Data entries
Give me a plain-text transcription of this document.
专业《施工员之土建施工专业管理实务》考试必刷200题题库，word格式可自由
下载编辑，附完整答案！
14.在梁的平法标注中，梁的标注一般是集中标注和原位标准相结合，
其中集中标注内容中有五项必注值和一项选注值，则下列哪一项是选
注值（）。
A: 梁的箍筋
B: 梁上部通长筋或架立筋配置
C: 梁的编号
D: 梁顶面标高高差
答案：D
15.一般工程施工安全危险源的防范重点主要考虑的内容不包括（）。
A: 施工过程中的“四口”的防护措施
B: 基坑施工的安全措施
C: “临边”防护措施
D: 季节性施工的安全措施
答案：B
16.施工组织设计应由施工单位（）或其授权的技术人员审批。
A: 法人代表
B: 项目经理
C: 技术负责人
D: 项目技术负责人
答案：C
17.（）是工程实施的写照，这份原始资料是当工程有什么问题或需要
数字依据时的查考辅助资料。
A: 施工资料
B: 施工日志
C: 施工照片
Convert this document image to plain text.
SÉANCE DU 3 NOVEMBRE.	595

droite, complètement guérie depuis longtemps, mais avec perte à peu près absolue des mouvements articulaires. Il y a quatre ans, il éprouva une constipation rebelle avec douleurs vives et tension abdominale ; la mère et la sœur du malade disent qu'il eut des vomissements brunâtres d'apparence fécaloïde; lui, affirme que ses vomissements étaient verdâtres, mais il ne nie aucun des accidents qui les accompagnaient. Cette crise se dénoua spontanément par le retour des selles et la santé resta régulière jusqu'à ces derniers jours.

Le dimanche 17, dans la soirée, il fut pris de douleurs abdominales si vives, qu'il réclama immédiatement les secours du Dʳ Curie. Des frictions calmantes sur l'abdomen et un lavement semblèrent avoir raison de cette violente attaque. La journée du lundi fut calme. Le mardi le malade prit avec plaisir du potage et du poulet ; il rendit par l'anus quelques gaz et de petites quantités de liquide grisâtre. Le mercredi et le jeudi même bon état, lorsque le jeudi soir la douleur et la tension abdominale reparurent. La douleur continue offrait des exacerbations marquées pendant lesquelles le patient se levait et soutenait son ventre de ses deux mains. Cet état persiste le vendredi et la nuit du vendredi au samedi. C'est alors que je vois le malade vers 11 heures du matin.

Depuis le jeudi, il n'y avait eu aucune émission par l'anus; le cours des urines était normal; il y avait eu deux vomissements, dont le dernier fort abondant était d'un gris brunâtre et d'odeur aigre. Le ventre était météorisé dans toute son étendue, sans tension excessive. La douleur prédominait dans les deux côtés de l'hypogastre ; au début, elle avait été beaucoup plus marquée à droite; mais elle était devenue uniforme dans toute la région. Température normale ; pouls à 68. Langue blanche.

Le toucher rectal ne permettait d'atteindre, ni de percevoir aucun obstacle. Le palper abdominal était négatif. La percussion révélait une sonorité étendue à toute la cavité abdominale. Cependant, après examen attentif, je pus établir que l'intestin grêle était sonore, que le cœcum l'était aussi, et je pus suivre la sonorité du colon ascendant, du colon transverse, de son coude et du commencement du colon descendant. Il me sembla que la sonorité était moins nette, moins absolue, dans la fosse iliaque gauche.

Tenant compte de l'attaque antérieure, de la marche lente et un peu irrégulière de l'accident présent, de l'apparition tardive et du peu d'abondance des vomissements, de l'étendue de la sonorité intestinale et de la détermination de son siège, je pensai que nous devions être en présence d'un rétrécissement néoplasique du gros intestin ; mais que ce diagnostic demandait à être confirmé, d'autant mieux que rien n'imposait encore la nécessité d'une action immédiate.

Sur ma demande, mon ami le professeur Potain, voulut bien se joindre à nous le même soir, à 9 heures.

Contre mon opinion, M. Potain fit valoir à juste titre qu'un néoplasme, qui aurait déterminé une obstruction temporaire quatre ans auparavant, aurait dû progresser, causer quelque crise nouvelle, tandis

Objective |
Identify each line holding the string "plain", and copy it out.

The answer |
Give me a plain-text transcription of this document.
Convert this document image to plain text.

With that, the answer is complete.